Start SOURCE
PARIS - With yesterday's last match even at one set apiece and Gustavo Kuerten suffering from a sore back, it looked as if like Michael Chang, the only U.S. man left in the third round of the French Open, had a fine chance to be the only U.S. man in the fourth round.
But Kuerten, the loose-limbed Brazilian, had other plans, and soon it was Chang who was suffering: feeling cramps coming in his legs and watching helplessly as his final forehand sailed wide after his strings broke without warning.
"Obviously, I would have loved to have done better, but step by step, little by little, we'll keep plugging away," said Chang, after Kuerten's 6-3, 6-7 (9), 6-1, 6-4 victory.
For only the second time in the 32 years of open tennis, no U.S. man has reached the fourth round of a Grand Slam event. The first time it happened was two years ago in this same grueling tournament. Not that the Americans should complain. They have won their share here in recent years: Chang doing it first at age 17 in 1989, Jim Courier doing it twice in 1991 and 1992 and Andre Agassi doing it best last year.
"Generally, the French is the one that Americans tend to struggle with the most, but ironically, we've had four Americans win here in the past 11 years," Chang said.
End SOURCE
Start INPUT
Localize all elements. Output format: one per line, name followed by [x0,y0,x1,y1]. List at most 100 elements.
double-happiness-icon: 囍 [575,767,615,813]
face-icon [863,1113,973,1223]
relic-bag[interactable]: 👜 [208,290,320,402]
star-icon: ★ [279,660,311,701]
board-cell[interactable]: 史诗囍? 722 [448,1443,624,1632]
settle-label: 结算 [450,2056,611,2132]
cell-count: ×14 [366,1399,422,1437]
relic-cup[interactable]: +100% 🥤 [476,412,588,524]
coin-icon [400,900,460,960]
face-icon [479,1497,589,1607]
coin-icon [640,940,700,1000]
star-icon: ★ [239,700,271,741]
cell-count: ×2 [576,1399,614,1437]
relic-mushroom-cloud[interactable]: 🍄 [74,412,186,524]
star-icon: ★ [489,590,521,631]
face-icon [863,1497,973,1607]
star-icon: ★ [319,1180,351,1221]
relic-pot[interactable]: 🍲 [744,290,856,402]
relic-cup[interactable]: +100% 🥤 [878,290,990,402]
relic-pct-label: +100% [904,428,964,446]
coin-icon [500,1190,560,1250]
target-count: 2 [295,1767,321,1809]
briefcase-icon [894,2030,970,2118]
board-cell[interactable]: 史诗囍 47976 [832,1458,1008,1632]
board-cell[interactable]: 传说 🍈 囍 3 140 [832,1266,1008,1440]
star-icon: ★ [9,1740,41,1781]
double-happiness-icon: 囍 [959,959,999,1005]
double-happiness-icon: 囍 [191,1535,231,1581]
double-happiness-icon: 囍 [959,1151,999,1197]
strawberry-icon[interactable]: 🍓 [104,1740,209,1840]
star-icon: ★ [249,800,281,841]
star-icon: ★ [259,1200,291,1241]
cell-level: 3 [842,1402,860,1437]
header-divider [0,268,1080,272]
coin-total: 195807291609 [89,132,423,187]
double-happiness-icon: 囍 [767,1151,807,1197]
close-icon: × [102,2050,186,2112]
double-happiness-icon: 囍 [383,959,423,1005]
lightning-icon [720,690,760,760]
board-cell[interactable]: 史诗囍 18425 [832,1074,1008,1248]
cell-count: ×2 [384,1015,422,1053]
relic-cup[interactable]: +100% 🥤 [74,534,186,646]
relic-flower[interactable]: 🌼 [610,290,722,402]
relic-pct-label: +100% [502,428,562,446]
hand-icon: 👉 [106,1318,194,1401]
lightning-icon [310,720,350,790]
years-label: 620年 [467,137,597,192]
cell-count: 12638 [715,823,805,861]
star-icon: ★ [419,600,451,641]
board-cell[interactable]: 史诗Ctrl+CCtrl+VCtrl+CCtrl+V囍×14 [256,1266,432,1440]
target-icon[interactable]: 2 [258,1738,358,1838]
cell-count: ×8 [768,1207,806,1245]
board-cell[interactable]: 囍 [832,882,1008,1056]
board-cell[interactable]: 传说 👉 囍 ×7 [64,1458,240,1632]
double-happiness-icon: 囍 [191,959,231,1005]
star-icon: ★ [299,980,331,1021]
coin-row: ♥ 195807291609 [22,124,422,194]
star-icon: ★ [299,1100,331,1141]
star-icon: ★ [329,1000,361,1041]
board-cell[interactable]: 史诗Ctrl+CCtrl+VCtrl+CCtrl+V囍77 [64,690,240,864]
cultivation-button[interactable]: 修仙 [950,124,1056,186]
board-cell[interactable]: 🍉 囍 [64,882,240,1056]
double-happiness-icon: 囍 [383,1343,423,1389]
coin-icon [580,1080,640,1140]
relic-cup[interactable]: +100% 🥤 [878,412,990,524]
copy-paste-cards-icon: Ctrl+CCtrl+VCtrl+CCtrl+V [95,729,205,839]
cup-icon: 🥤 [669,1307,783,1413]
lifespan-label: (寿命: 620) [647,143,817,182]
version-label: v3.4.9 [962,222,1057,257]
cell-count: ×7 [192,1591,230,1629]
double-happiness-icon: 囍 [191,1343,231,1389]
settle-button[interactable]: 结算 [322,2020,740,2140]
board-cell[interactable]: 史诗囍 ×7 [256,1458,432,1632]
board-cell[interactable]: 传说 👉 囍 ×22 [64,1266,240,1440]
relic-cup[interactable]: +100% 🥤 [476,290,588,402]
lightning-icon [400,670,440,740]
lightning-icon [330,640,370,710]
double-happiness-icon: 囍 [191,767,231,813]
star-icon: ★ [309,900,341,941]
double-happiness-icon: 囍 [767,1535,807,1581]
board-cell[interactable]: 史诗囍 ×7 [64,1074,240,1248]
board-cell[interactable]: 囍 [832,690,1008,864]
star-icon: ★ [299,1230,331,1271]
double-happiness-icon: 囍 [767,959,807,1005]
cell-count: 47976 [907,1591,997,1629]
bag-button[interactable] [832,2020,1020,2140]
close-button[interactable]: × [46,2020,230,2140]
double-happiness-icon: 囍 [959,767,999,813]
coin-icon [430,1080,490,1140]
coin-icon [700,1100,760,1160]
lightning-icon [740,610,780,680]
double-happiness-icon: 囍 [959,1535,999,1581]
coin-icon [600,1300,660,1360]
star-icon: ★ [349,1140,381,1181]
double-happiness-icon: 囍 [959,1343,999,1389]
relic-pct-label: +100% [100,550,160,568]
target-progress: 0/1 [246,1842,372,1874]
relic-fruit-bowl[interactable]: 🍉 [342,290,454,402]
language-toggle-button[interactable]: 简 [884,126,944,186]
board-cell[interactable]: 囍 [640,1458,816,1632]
End INPUT
--- CHALLENGES ---
a) Please copy the French Open article word for word.
b) Write out the lines of the listing from its first line through the line holding "star-icon: ★ [319,1180,351,1221]", both included.

--- EXERCISE SOLUTIONS ---
a)
PARIS - With yesterday's last match even at one set apiece and Gustavo Kuerten suffering from a sore back, it looked as if like Michael Chang, the only U.S. man left in the third round of the French Open, had a fine chance to be the only U.S. man in the fourth round.
But Kuerten, the loose-limbed Brazilian, had other plans, and soon it was Chang who was suffering: feeling cramps coming in his legs and watching helplessly as his final forehand sailed wide after his strings broke without warning.
"Obviously, I would have loved to have done better, but step by step, little by little, we'll keep plugging away," said Chang, after Kuerten's 6-3, 6-7 (9), 6-1, 6-4 victory.
For only the second time in the 32 years of open tennis, no U.S. man has reached the fourth round of a Grand Slam event. The first time it happened was two years ago in this same grueling tournament. Not that the Americans should complain. They have won their share here in recent years: Chang doing it first at age 17 in 1989, Jim Courier doing it twice in 1991 and 1992 and Andre Agassi doing it best last year.
"Generally, the French is the one that Americans tend to struggle with the most, but ironically, we've had four Americans win here in the past 11 years," Chang said.

b)
Localize all elements. Output format: one per line, name followed by [x0,y0,x1,y1]. List at most 100 elements.
double-happiness-icon: 囍 [575,767,615,813]
face-icon [863,1113,973,1223]
relic-bag[interactable]: 👜 [208,290,320,402]
star-icon: ★ [279,660,311,701]
board-cell[interactable]: 史诗囍? 722 [448,1443,624,1632]
settle-label: 结算 [450,2056,611,2132]
cell-count: ×14 [366,1399,422,1437]
relic-cup[interactable]: +100% 🥤 [476,412,588,524]
coin-icon [400,900,460,960]
face-icon [479,1497,589,1607]
coin-icon [640,940,700,1000]
star-icon: ★ [239,700,271,741]
cell-count: ×2 [576,1399,614,1437]
relic-mushroom-cloud[interactable]: 🍄 [74,412,186,524]
star-icon: ★ [489,590,521,631]
face-icon [863,1497,973,1607]
star-icon: ★ [319,1180,351,1221]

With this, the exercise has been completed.